>> start EXTRACTED INFORMATION

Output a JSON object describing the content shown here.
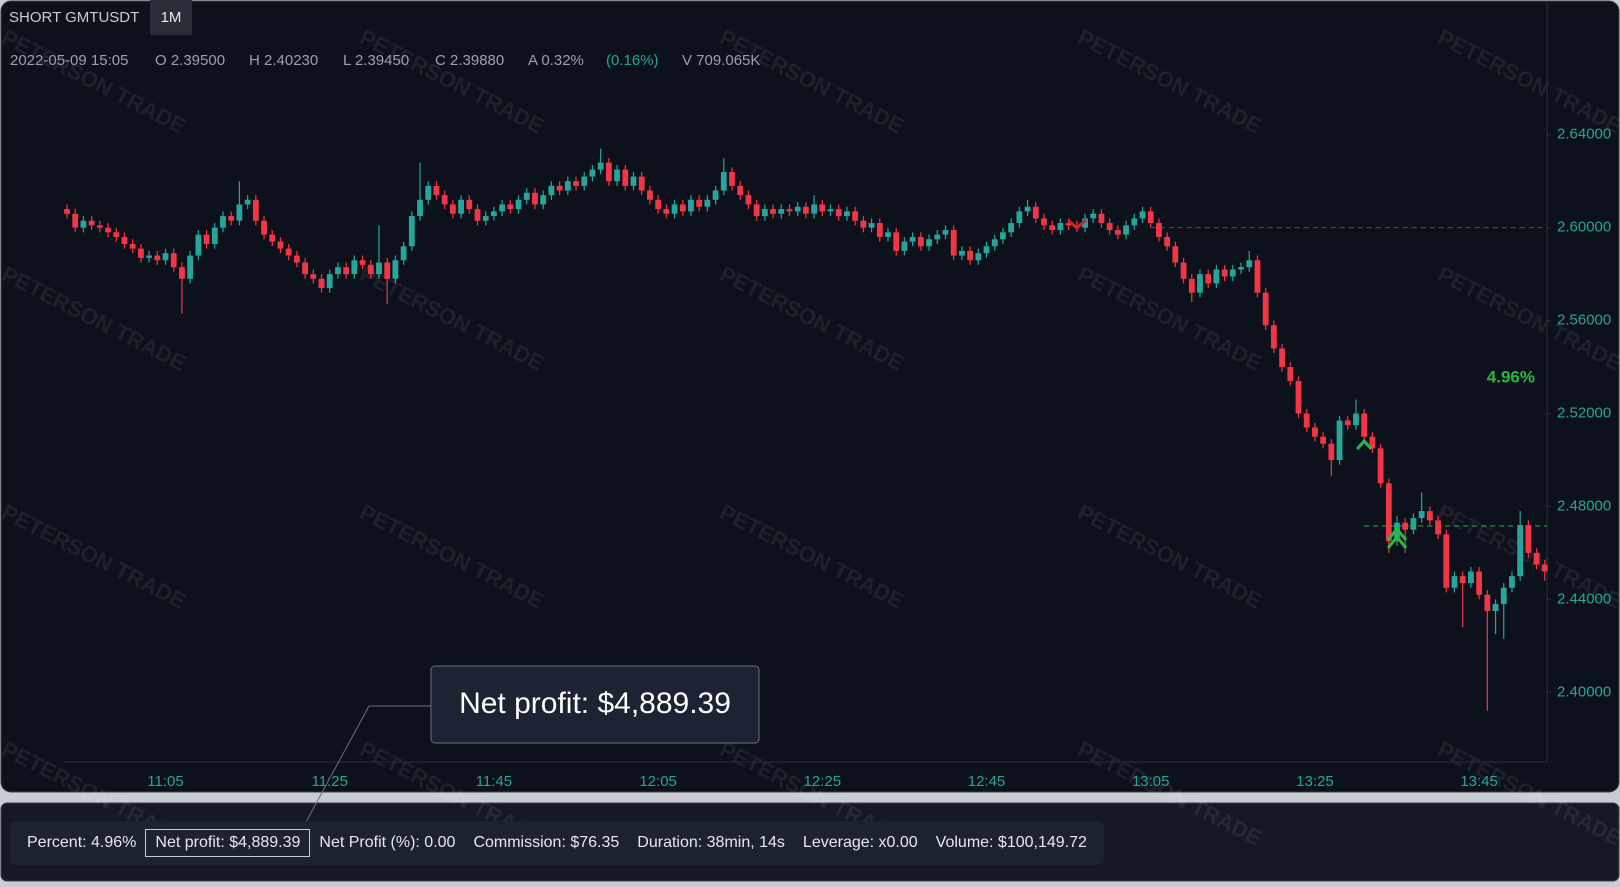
{
  "header": {
    "symbol": "SHORT GMTUSDT",
    "interval": "1M",
    "bar_info": [
      "2022-05-09 15:05",
      "O 2.39500",
      "H 2.40230",
      "L 2.39450",
      "C 2.39880",
      "A 0.32%",
      "(0.16%)",
      "V 709.065K"
    ]
  },
  "watermark": "PETERSON TRADE",
  "tooltip": "Net profit: $4,889.39",
  "stats": [
    "Percent: 4.96%",
    "Net profit: $4,889.39",
    "Net Profit (%): 0.00",
    "Commission: $76.35",
    "Duration: 38min, 14s",
    "Leverage: x0.00",
    "Volume: $100,149.72"
  ],
  "chart_data": {
    "type": "candlestick",
    "annotation": "4.96%",
    "up_color": "#26a69a",
    "down_color": "#f23645",
    "entry_price": 2.6,
    "exit_price": 2.4716,
    "ylim": [
      2.37,
      2.698
    ],
    "yticks": [
      {
        "value": 2.4,
        "label": "2.40000"
      },
      {
        "value": 2.44,
        "label": "2.44000"
      },
      {
        "value": 2.48,
        "label": "2.48000"
      },
      {
        "value": 2.52,
        "label": "2.52000"
      },
      {
        "value": 2.56,
        "label": "2.56000"
      },
      {
        "value": 2.6,
        "label": "2.60000"
      },
      {
        "value": 2.64,
        "label": "2.64000"
      }
    ],
    "grid": false,
    "categories": [
      null,
      null,
      null,
      null,
      null,
      null,
      null,
      null,
      null,
      null,
      null,
      null,
      "11:05",
      null,
      null,
      null,
      null,
      null,
      null,
      null,
      null,
      null,
      null,
      null,
      null,
      null,
      null,
      null,
      null,
      null,
      null,
      null,
      "11:25",
      null,
      null,
      null,
      null,
      null,
      null,
      null,
      null,
      null,
      null,
      null,
      null,
      null,
      null,
      null,
      null,
      null,
      null,
      null,
      "11:45",
      null,
      null,
      null,
      null,
      null,
      null,
      null,
      null,
      null,
      null,
      null,
      null,
      null,
      null,
      null,
      null,
      null,
      null,
      null,
      "12:05",
      null,
      null,
      null,
      null,
      null,
      null,
      null,
      null,
      null,
      null,
      null,
      null,
      null,
      null,
      null,
      null,
      null,
      null,
      null,
      "12:25",
      null,
      null,
      null,
      null,
      null,
      null,
      null,
      null,
      null,
      null,
      null,
      null,
      null,
      null,
      null,
      null,
      null,
      null,
      null,
      "12:45",
      null,
      null,
      null,
      null,
      null,
      null,
      null,
      null,
      null,
      null,
      null,
      null,
      null,
      null,
      null,
      null,
      null,
      null,
      null,
      "13:05",
      null,
      null,
      null,
      null,
      null,
      null,
      null,
      null,
      null,
      null,
      null,
      null,
      null,
      null,
      null,
      null,
      null,
      null,
      null,
      "13:25",
      null,
      null,
      null,
      null,
      null,
      null,
      null,
      null,
      null,
      null,
      null,
      null,
      null,
      null,
      null,
      null,
      null,
      null,
      null,
      "13:45",
      null,
      null,
      null,
      null,
      null,
      null,
      null,
      null
    ],
    "series": [
      {
        "name": "GMTUSDT",
        "open": [
          2.608,
          2.606,
          2.6,
          2.603,
          2.601,
          2.6,
          2.598,
          2.596,
          2.593,
          2.591,
          2.587,
          2.588,
          2.586,
          2.589,
          2.583,
          2.578,
          2.588,
          2.597,
          2.593,
          2.6,
          2.605,
          2.603,
          2.61,
          2.612,
          2.603,
          2.597,
          2.594,
          2.591,
          2.588,
          2.585,
          2.58,
          2.578,
          2.574,
          2.58,
          2.583,
          2.58,
          2.586,
          2.584,
          2.58,
          2.585,
          2.578,
          2.586,
          2.592,
          2.605,
          2.612,
          2.618,
          2.614,
          2.61,
          2.606,
          2.612,
          2.608,
          2.603,
          2.605,
          2.607,
          2.61,
          2.608,
          2.612,
          2.615,
          2.61,
          2.614,
          2.618,
          2.616,
          2.62,
          2.618,
          2.622,
          2.625,
          2.628,
          2.62,
          2.625,
          2.618,
          2.622,
          2.616,
          2.612,
          2.608,
          2.606,
          2.61,
          2.607,
          2.612,
          2.609,
          2.612,
          2.616,
          2.624,
          2.618,
          2.614,
          2.61,
          2.605,
          2.608,
          2.606,
          2.608,
          2.607,
          2.609,
          2.606,
          2.61,
          2.607,
          2.608,
          2.605,
          2.607,
          2.603,
          2.6,
          2.602,
          2.596,
          2.598,
          2.59,
          2.594,
          2.596,
          2.592,
          2.595,
          2.597,
          2.599,
          2.588,
          2.59,
          2.586,
          2.589,
          2.592,
          2.595,
          2.598,
          2.602,
          2.607,
          2.609,
          2.604,
          2.601,
          2.599,
          2.602,
          2.601,
          2.6,
          2.604,
          2.606,
          2.602,
          2.599,
          2.597,
          2.601,
          2.604,
          2.607,
          2.602,
          2.596,
          2.592,
          2.585,
          2.578,
          2.572,
          2.58,
          2.576,
          2.582,
          2.579,
          2.582,
          2.583,
          2.586,
          2.572,
          2.558,
          2.548,
          2.54,
          2.534,
          2.52,
          2.514,
          2.51,
          2.507,
          2.5,
          2.517,
          2.515,
          2.52,
          2.51,
          2.505,
          2.49,
          2.465,
          2.473,
          2.47,
          2.475,
          2.478,
          2.474,
          2.468,
          2.445,
          2.45,
          2.447,
          2.452,
          2.442,
          2.435,
          2.438,
          2.445,
          2.45,
          2.472,
          2.46,
          2.455
        ],
        "high": [
          2.61,
          2.608,
          2.605,
          2.605,
          2.603,
          2.602,
          2.6,
          2.598,
          2.595,
          2.593,
          2.59,
          2.59,
          2.591,
          2.591,
          2.585,
          2.59,
          2.599,
          2.599,
          2.602,
          2.607,
          2.607,
          2.62,
          2.614,
          2.614,
          2.605,
          2.599,
          2.596,
          2.593,
          2.59,
          2.587,
          2.582,
          2.58,
          2.582,
          2.585,
          2.585,
          2.588,
          2.588,
          2.586,
          2.601,
          2.587,
          2.588,
          2.594,
          2.607,
          2.628,
          2.62,
          2.62,
          2.616,
          2.612,
          2.614,
          2.614,
          2.61,
          2.607,
          2.609,
          2.612,
          2.612,
          2.614,
          2.617,
          2.617,
          2.616,
          2.62,
          2.62,
          2.622,
          2.622,
          2.624,
          2.627,
          2.634,
          2.63,
          2.627,
          2.627,
          2.624,
          2.624,
          2.618,
          2.614,
          2.61,
          2.612,
          2.612,
          2.614,
          2.614,
          2.614,
          2.618,
          2.63,
          2.626,
          2.62,
          2.616,
          2.612,
          2.61,
          2.61,
          2.61,
          2.61,
          2.611,
          2.611,
          2.614,
          2.612,
          2.61,
          2.61,
          2.609,
          2.609,
          2.605,
          2.604,
          2.604,
          2.6,
          2.6,
          2.596,
          2.598,
          2.598,
          2.597,
          2.599,
          2.601,
          2.601,
          2.592,
          2.592,
          2.591,
          2.594,
          2.597,
          2.6,
          2.604,
          2.609,
          2.612,
          2.611,
          2.606,
          2.603,
          2.604,
          2.604,
          2.603,
          2.606,
          2.608,
          2.608,
          2.604,
          2.601,
          2.603,
          2.606,
          2.609,
          2.609,
          2.604,
          2.598,
          2.594,
          2.587,
          2.58,
          2.582,
          2.582,
          2.584,
          2.584,
          2.584,
          2.585,
          2.59,
          2.588,
          2.574,
          2.56,
          2.55,
          2.542,
          2.536,
          2.522,
          2.516,
          2.512,
          2.509,
          2.519,
          2.519,
          2.526,
          2.522,
          2.512,
          2.507,
          2.492,
          2.476,
          2.475,
          2.477,
          2.486,
          2.48,
          2.476,
          2.47,
          2.452,
          2.452,
          2.454,
          2.454,
          2.444,
          2.44,
          2.447,
          2.452,
          2.478,
          2.474,
          2.462,
          2.457
        ],
        "low": [
          2.604,
          2.598,
          2.598,
          2.599,
          2.598,
          2.596,
          2.594,
          2.591,
          2.589,
          2.585,
          2.585,
          2.584,
          2.584,
          2.581,
          2.563,
          2.576,
          2.586,
          2.591,
          2.591,
          2.598,
          2.601,
          2.601,
          2.608,
          2.601,
          2.595,
          2.592,
          2.589,
          2.586,
          2.583,
          2.578,
          2.576,
          2.572,
          2.572,
          2.578,
          2.578,
          2.578,
          2.582,
          2.578,
          2.578,
          2.567,
          2.576,
          2.584,
          2.59,
          2.603,
          2.61,
          2.612,
          2.608,
          2.604,
          2.604,
          2.606,
          2.601,
          2.601,
          2.603,
          2.605,
          2.606,
          2.606,
          2.61,
          2.608,
          2.608,
          2.612,
          2.614,
          2.614,
          2.616,
          2.616,
          2.62,
          2.623,
          2.618,
          2.618,
          2.616,
          2.616,
          2.614,
          2.61,
          2.606,
          2.604,
          2.604,
          2.605,
          2.605,
          2.607,
          2.607,
          2.61,
          2.614,
          2.616,
          2.612,
          2.608,
          2.603,
          2.603,
          2.604,
          2.604,
          2.605,
          2.605,
          2.604,
          2.604,
          2.605,
          2.605,
          2.603,
          2.603,
          2.601,
          2.598,
          2.598,
          2.594,
          2.594,
          2.588,
          2.588,
          2.592,
          2.59,
          2.59,
          2.593,
          2.595,
          2.586,
          2.586,
          2.584,
          2.584,
          2.587,
          2.59,
          2.593,
          2.596,
          2.6,
          2.605,
          2.602,
          2.599,
          2.597,
          2.597,
          2.599,
          2.598,
          2.598,
          2.602,
          2.6,
          2.597,
          2.595,
          2.595,
          2.599,
          2.602,
          2.6,
          2.594,
          2.59,
          2.583,
          2.576,
          2.568,
          2.57,
          2.574,
          2.574,
          2.577,
          2.577,
          2.58,
          2.581,
          2.57,
          2.556,
          2.546,
          2.538,
          2.532,
          2.518,
          2.512,
          2.508,
          2.505,
          2.493,
          2.498,
          2.513,
          2.513,
          2.508,
          2.503,
          2.488,
          2.46,
          2.463,
          2.46,
          2.468,
          2.473,
          2.472,
          2.466,
          2.443,
          2.443,
          2.428,
          2.445,
          2.44,
          2.392,
          2.425,
          2.423,
          2.443,
          2.448,
          2.458,
          2.453,
          2.448
        ],
        "close": [
          2.606,
          2.6,
          2.603,
          2.601,
          2.6,
          2.598,
          2.596,
          2.593,
          2.591,
          2.587,
          2.588,
          2.586,
          2.589,
          2.583,
          2.578,
          2.588,
          2.597,
          2.593,
          2.6,
          2.605,
          2.603,
          2.61,
          2.612,
          2.603,
          2.597,
          2.594,
          2.591,
          2.588,
          2.585,
          2.58,
          2.578,
          2.574,
          2.58,
          2.583,
          2.58,
          2.586,
          2.584,
          2.58,
          2.585,
          2.578,
          2.586,
          2.592,
          2.605,
          2.612,
          2.618,
          2.614,
          2.61,
          2.606,
          2.612,
          2.608,
          2.603,
          2.605,
          2.607,
          2.61,
          2.608,
          2.612,
          2.615,
          2.61,
          2.614,
          2.618,
          2.616,
          2.62,
          2.618,
          2.622,
          2.625,
          2.628,
          2.62,
          2.625,
          2.618,
          2.622,
          2.616,
          2.612,
          2.608,
          2.606,
          2.61,
          2.607,
          2.612,
          2.609,
          2.612,
          2.616,
          2.624,
          2.618,
          2.614,
          2.61,
          2.605,
          2.608,
          2.606,
          2.608,
          2.607,
          2.609,
          2.606,
          2.61,
          2.607,
          2.608,
          2.605,
          2.607,
          2.603,
          2.6,
          2.602,
          2.596,
          2.598,
          2.59,
          2.594,
          2.596,
          2.592,
          2.595,
          2.597,
          2.599,
          2.588,
          2.59,
          2.586,
          2.589,
          2.592,
          2.595,
          2.598,
          2.602,
          2.607,
          2.609,
          2.604,
          2.601,
          2.599,
          2.602,
          2.601,
          2.6,
          2.604,
          2.606,
          2.602,
          2.599,
          2.597,
          2.601,
          2.604,
          2.607,
          2.602,
          2.596,
          2.592,
          2.585,
          2.578,
          2.572,
          2.58,
          2.576,
          2.582,
          2.579,
          2.582,
          2.583,
          2.586,
          2.572,
          2.558,
          2.548,
          2.54,
          2.534,
          2.52,
          2.514,
          2.51,
          2.507,
          2.5,
          2.517,
          2.515,
          2.52,
          2.51,
          2.505,
          2.49,
          2.465,
          2.473,
          2.47,
          2.475,
          2.478,
          2.474,
          2.468,
          2.445,
          2.45,
          2.447,
          2.452,
          2.442,
          2.435,
          2.438,
          2.445,
          2.45,
          2.472,
          2.46,
          2.455,
          2.452
        ]
      }
    ]
  }
}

>> end EXTRACTED INFORMATION

→ WHAT NEEDS TO BE DONE:
State how many lines of the records hold the string "value", and nothing else.

→ FINISHED TASK:
7